WHAT YOU SHOULD DO
Emit the entire listing verbatim.

DATA ROWS
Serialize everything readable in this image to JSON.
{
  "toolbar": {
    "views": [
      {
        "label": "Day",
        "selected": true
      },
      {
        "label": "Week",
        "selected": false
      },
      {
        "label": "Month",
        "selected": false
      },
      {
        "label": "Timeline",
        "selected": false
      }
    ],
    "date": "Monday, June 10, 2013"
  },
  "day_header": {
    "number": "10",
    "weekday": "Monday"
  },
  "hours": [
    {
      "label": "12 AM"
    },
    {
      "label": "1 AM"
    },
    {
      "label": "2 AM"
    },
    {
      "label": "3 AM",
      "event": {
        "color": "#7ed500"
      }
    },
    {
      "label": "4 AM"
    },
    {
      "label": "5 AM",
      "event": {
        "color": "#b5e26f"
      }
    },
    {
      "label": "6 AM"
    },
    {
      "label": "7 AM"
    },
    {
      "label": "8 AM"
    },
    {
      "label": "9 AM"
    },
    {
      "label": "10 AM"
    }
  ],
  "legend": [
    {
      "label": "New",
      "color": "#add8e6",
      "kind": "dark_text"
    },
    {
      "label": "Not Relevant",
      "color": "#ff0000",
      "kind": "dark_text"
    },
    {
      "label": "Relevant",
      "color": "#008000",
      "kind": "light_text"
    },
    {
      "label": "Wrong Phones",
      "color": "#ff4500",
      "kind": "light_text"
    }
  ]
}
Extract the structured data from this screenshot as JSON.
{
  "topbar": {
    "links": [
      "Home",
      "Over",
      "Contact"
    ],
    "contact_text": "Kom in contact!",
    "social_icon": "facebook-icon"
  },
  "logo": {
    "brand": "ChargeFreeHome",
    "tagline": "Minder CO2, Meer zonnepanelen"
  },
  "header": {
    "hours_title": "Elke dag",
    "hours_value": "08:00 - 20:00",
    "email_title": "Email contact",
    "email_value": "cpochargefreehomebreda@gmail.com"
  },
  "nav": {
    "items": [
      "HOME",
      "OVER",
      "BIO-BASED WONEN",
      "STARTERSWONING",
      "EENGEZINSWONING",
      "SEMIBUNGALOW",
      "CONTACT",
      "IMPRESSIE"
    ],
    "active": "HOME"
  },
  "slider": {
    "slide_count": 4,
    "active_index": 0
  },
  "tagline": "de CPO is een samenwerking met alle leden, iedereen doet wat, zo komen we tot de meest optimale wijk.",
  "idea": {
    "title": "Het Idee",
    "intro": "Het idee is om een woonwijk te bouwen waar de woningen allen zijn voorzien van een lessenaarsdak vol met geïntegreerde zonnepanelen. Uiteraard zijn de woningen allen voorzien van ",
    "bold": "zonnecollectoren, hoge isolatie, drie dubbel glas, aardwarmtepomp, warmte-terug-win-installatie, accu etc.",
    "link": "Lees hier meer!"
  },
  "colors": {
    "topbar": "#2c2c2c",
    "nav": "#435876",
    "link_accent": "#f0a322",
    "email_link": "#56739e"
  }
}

ANSWER
Serialize everything readable in this image to JSON.
{
  "toolbar": {
    "views": [
      {
        "label": "Day",
        "selected": true
      },
      {
        "label": "Week",
        "selected": false
      },
      {
        "label": "Month",
        "selected": false
      },
      {
        "label": "Timeline",
        "selected": false
      }
    ],
    "date": "Monday, June 10, 2013"
  },
  "day_header": {
    "number": "10",
    "weekday": "Monday"
  },
  "hours": [
    {
      "label": "12 AM"
    },
    {
      "label": "1 AM"
    },
    {
      "label": "2 AM"
    },
    {
      "label": "3 AM",
      "event": {
        "color": "#7ed500"
      }
    },
    {
      "label": "4 AM"
    },
    {
      "label": "5 AM",
      "event": {
        "color": "#b5e26f"
      }
    },
    {
      "label": "6 AM"
    },
    {
      "label": "7 AM"
    },
    {
      "label": "8 AM"
    },
    {
      "label": "9 AM"
    },
    {
      "label": "10 AM"
    }
  ],
  "legend": [
    {
      "label": "New",
      "color": "#add8e6",
      "kind": "dark_text"
    },
    {
      "label": "Not Relevant",
      "color": "#ff0000",
      "kind": "dark_text"
    },
    {
      "label": "Relevant",
      "color": "#008000",
      "kind": "light_text"
    },
    {
      "label": "Wrong Phones",
      "color": "#ff4500",
      "kind": "light_text"
    }
  ]
}
Extract the structured data from this screenshot as JSON.
{
  "topbar": {
    "links": [
      "Home",
      "Over",
      "Contact"
    ],
    "contact_text": "Kom in contact!",
    "social_icon": "facebook-icon"
  },
  "logo": {
    "brand": "ChargeFreeHome",
    "tagline": "Minder CO2, Meer zonnepanelen"
  },
  "header": {
    "hours_title": "Elke dag",
    "hours_value": "08:00 - 20:00",
    "email_title": "Email contact",
    "email_value": "cpochargefreehomebreda@gmail.com"
  },
  "nav": {
    "items": [
      "HOME",
      "OVER",
      "BIO-BASED WONEN",
      "STARTERSWONING",
      "EENGEZINSWONING",
      "SEMIBUNGALOW",
      "CONTACT",
      "IMPRESSIE"
    ],
    "active": "HOME"
  },
  "slider": {
    "slide_count": 4,
    "active_index": 0
  },
  "tagline": "de CPO is een samenwerking met alle leden, iedereen doet wat, zo komen we tot de meest optimale wijk.",
  "idea": {
    "title": "Het Idee",
    "intro": "Het idee is om een woonwijk te bouwen waar de woningen allen zijn voorzien van een lessenaarsdak vol met geïntegreerde zonnepanelen. Uiteraard zijn de woningen allen voorzien van ",
    "bold": "zonnecollectoren, hoge isolatie, drie dubbel glas, aardwarmtepomp, warmte-terug-win-installatie, accu etc.",
    "link": "Lees hier meer!"
  },
  "colors": {
    "topbar": "#2c2c2c",
    "nav": "#435876",
    "link_accent": "#f0a322",
    "email_link": "#56739e"
  }
}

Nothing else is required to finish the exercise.